[Given instruction]: Determine how many lines below hold the string "title". Reply with the number alone.

Rows from a dataset:
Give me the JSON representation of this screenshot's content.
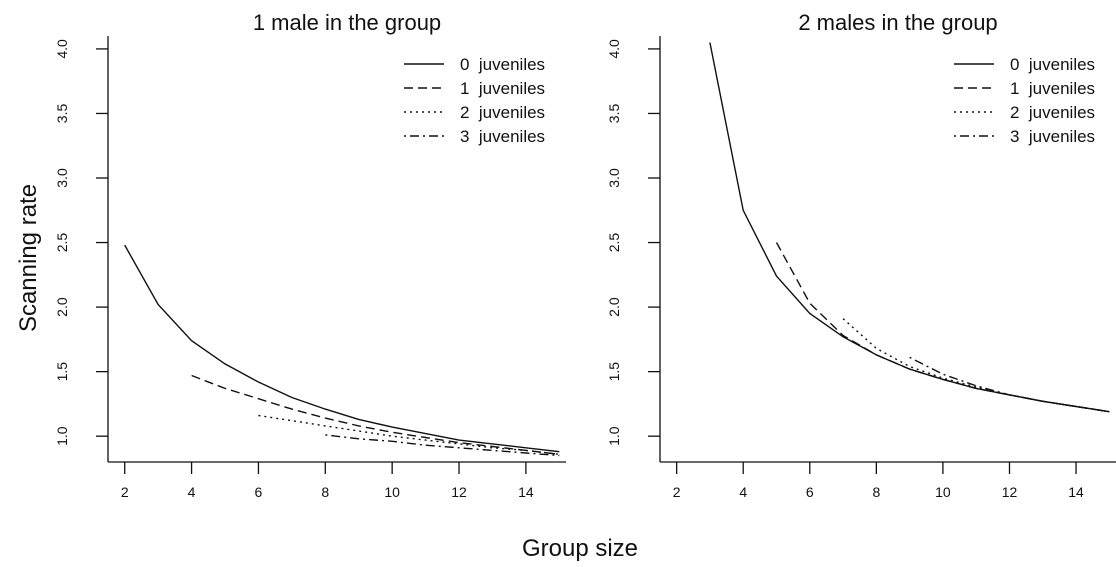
{
  "figure": {
    "ylabel": "Scanning rate",
    "xlabel": "Group size"
  },
  "chart_data": [
    {
      "type": "line",
      "title": "1 male in the group",
      "xlabel": "Group size",
      "ylabel": "Scanning rate",
      "xlim": [
        1.5,
        15.2
      ],
      "ylim": [
        0.8,
        4.1
      ],
      "xticks": [
        2,
        4,
        6,
        8,
        10,
        12,
        14
      ],
      "yticks": [
        1.0,
        1.5,
        2.0,
        2.5,
        3.0,
        3.5,
        4.0
      ],
      "ytick_labels": [
        "1.0",
        "1.5",
        "2.0",
        "2.5",
        "3.0",
        "3.5",
        "4.0"
      ],
      "legend_position": "top-right",
      "series": [
        {
          "name": "0  juveniles",
          "dash": "solid",
          "x": [
            2,
            3,
            4,
            5,
            6,
            7,
            8,
            9,
            10,
            11,
            12,
            13,
            14,
            15
          ],
          "y": [
            2.48,
            2.02,
            1.74,
            1.56,
            1.42,
            1.3,
            1.21,
            1.13,
            1.07,
            1.02,
            0.97,
            0.94,
            0.91,
            0.88
          ]
        },
        {
          "name": "1  juveniles",
          "dash": "dashed",
          "x": [
            4,
            5,
            6,
            7,
            8,
            9,
            10,
            11,
            12,
            13,
            14,
            15
          ],
          "y": [
            1.47,
            1.37,
            1.29,
            1.21,
            1.14,
            1.08,
            1.03,
            0.99,
            0.95,
            0.92,
            0.89,
            0.86
          ]
        },
        {
          "name": "2  juveniles",
          "dash": "dotted",
          "x": [
            6,
            7,
            8,
            9,
            10,
            11,
            12,
            13,
            14,
            15
          ],
          "y": [
            1.16,
            1.12,
            1.08,
            1.04,
            1.0,
            0.97,
            0.94,
            0.91,
            0.89,
            0.86
          ]
        },
        {
          "name": "3  juveniles",
          "dash": "dotdash",
          "x": [
            8,
            9,
            10,
            11,
            12,
            13,
            14,
            15
          ],
          "y": [
            1.01,
            0.98,
            0.96,
            0.93,
            0.91,
            0.89,
            0.87,
            0.85
          ]
        }
      ]
    },
    {
      "type": "line",
      "title": "2 males in the group",
      "xlabel": "Group size",
      "ylabel": "Scanning rate",
      "xlim": [
        1.5,
        15.2
      ],
      "ylim": [
        0.8,
        4.1
      ],
      "xticks": [
        2,
        4,
        6,
        8,
        10,
        12,
        14
      ],
      "yticks": [
        1.0,
        1.5,
        2.0,
        2.5,
        3.0,
        3.5,
        4.0
      ],
      "ytick_labels": [
        "1.0",
        "1.5",
        "2.0",
        "2.5",
        "3.0",
        "3.5",
        "4.0"
      ],
      "legend_position": "top-right",
      "series": [
        {
          "name": "0  juveniles",
          "dash": "solid",
          "x": [
            3,
            4,
            5,
            6,
            7,
            8,
            9,
            10,
            11,
            12,
            13,
            14,
            15
          ],
          "y": [
            4.05,
            2.75,
            2.24,
            1.95,
            1.77,
            1.63,
            1.52,
            1.44,
            1.37,
            1.32,
            1.27,
            1.23,
            1.19
          ]
        },
        {
          "name": "1  juveniles",
          "dash": "dashed",
          "x": [
            5,
            6,
            7,
            8,
            9,
            10,
            11,
            12,
            13,
            14,
            15
          ],
          "y": [
            2.5,
            2.03,
            1.78,
            1.63,
            1.52,
            1.44,
            1.37,
            1.32,
            1.27,
            1.23,
            1.19
          ]
        },
        {
          "name": "2  juveniles",
          "dash": "dotted",
          "x": [
            7,
            8,
            9,
            10,
            11,
            12,
            13,
            14,
            15
          ],
          "y": [
            1.91,
            1.68,
            1.54,
            1.45,
            1.38,
            1.32,
            1.27,
            1.23,
            1.19
          ]
        },
        {
          "name": "3  juveniles",
          "dash": "dotdash",
          "x": [
            9,
            10,
            11,
            12,
            13,
            14,
            15
          ],
          "y": [
            1.61,
            1.48,
            1.39,
            1.32,
            1.27,
            1.23,
            1.19
          ]
        }
      ]
    }
  ]
}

[Exercise answer]: 2